TASK OBJECTIVE ->
Answer with one number: how many lines have "constructive".
+++ MATERIAL PROVIDED +++
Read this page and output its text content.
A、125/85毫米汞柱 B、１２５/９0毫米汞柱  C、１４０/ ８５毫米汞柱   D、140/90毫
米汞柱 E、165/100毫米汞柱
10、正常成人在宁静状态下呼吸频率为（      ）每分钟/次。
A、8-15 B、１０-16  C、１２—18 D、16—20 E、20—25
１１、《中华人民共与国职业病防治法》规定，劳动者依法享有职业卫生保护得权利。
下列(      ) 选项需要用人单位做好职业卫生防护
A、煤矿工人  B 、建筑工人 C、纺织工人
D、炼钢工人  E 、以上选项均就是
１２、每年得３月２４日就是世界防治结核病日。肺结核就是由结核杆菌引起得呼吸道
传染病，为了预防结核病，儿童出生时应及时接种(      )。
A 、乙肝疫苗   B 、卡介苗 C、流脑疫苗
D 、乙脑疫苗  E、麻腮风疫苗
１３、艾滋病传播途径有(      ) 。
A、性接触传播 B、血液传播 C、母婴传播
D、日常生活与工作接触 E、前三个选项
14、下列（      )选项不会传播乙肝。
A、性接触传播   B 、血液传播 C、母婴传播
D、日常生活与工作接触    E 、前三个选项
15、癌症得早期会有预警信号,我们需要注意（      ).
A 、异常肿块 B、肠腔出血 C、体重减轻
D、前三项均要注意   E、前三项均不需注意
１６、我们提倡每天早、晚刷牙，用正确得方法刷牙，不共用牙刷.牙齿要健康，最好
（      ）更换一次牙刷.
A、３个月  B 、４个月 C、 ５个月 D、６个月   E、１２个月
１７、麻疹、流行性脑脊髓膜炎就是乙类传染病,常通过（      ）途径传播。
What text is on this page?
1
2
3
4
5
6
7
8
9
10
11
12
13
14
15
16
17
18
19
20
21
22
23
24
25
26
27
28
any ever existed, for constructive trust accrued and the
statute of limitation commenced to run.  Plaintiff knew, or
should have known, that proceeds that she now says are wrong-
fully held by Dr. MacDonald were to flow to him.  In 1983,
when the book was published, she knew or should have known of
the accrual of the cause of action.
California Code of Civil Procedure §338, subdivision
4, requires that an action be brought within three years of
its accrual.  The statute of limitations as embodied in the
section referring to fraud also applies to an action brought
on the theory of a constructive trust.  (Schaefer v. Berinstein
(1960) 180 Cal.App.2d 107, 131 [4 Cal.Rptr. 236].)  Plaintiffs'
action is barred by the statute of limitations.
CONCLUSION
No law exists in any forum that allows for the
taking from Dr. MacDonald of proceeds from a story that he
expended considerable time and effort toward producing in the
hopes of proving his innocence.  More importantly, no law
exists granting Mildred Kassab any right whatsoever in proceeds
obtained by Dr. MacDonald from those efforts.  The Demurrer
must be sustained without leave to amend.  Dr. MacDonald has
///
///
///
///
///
+++
FULL RESPONSE ->
2